§ **Data to process**:
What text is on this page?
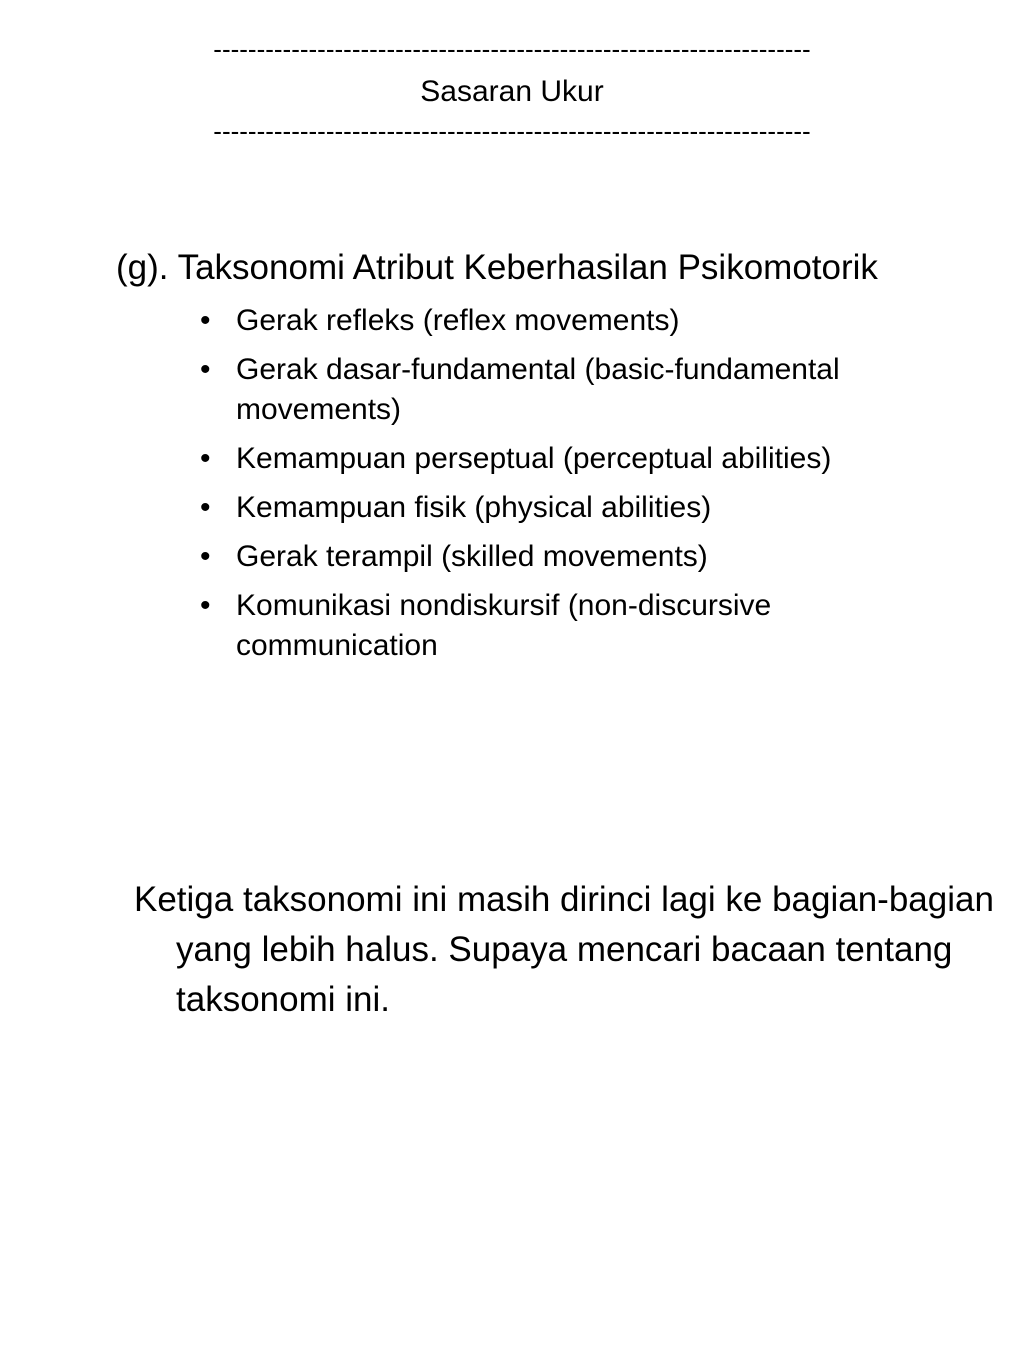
---------------------------------------------------------------------
Sasaran Ukur
---------------------------------------------------------------------
(g). Taksonomi Atribut Keberhasilan Psikomotorik
• Gerak refleks (reflex movements)
• Gerak dasar-fundamental (basic-fundamental movements)
• Kemampuan perseptual (perceptual abilities)
• Kemampuan fisik (physical abilities)
• Gerak terampil (skilled movements)
• Komunikasi nondiskursif (non-discursive communication

Ketiga taksonomi ini masih dirinci lagi ke bagian-bagian yang lebih halus. Supaya mencari bacaan tentang taksonomi ini.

§ **What you will do**:
Identify all lines in the records above with the word "Gerak".

§ **Solution to this task**:
• Gerak refleks (reflex movements)
• Gerak dasar-fundamental (basic-fundamental movements)
• Gerak terampil (skilled movements)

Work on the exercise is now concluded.